■ **Directive**
Return every record exactly as written.

(Stored records)

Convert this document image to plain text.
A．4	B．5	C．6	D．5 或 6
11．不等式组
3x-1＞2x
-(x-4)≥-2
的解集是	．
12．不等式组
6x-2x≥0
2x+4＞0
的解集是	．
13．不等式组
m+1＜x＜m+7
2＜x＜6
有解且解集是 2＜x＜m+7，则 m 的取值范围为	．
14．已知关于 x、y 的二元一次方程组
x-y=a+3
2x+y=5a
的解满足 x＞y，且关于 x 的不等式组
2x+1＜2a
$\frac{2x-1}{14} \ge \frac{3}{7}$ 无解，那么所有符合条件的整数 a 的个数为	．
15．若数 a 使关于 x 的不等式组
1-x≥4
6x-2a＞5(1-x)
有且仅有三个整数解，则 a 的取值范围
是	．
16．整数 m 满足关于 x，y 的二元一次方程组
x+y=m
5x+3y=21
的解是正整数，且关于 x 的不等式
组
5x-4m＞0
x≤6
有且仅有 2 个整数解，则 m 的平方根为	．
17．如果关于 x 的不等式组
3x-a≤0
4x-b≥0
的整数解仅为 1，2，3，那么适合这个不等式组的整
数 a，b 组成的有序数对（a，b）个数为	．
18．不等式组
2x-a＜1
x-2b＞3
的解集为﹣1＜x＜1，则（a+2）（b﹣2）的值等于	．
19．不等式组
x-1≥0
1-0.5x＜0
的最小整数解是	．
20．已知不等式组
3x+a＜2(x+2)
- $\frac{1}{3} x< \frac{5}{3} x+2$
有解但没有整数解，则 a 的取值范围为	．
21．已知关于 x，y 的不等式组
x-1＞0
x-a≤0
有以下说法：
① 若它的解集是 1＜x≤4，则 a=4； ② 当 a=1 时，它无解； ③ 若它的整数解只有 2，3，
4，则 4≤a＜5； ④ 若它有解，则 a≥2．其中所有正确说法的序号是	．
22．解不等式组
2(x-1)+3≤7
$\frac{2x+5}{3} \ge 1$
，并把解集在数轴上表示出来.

■ **Reply**
Convert this document image to plain text.
A．4	B．5	C．6	D．5 或 6
11．不等式组
3x-1＞2x
-(x-4)≥-2
的解集是	．
12．不等式组
6x-2x≥0
2x+4＞0
的解集是	．
13．不等式组
m+1＜x＜m+7
2＜x＜6
有解且解集是 2＜x＜m+7，则 m 的取值范围为	．
14．已知关于 x、y 的二元一次方程组
x-y=a+3
2x+y=5a
的解满足 x＞y，且关于 x 的不等式组
2x+1＜2a
$\frac{2x-1}{14} \ge \frac{3}{7}$ 无解，那么所有符合条件的整数 a 的个数为	．
15．若数 a 使关于 x 的不等式组
1-x≥4
6x-2a＞5(1-x)
有且仅有三个整数解，则 a 的取值范围
是	．
16．整数 m 满足关于 x，y 的二元一次方程组
x+y=m
5x+3y=21
的解是正整数，且关于 x 的不等式
组
5x-4m＞0
x≤6
有且仅有 2 个整数解，则 m 的平方根为	．
17．如果关于 x 的不等式组
3x-a≤0
4x-b≥0
的整数解仅为 1，2，3，那么适合这个不等式组的整
数 a，b 组成的有序数对（a，b）个数为	．
18．不等式组
2x-a＜1
x-2b＞3
的解集为﹣1＜x＜1，则（a+2）（b﹣2）的值等于	．
19．不等式组
x-1≥0
1-0.5x＜0
的最小整数解是	．
20．已知不等式组
3x+a＜2(x+2)
- $\frac{1}{3} x< \frac{5}{3} x+2$
有解但没有整数解，则 a 的取值范围为	．
21．已知关于 x，y 的不等式组
x-1＞0
x-a≤0
有以下说法：
① 若它的解集是 1＜x≤4，则 a=4； ② 当 a=1 时，它无解； ③ 若它的整数解只有 2，3，
4，则 4≤a＜5； ④ 若它有解，则 a≥2．其中所有正确说法的序号是	．
22．解不等式组
2(x-1)+3≤7
$\frac{2x+5}{3} \ge 1$
，并把解集在数轴上表示出来.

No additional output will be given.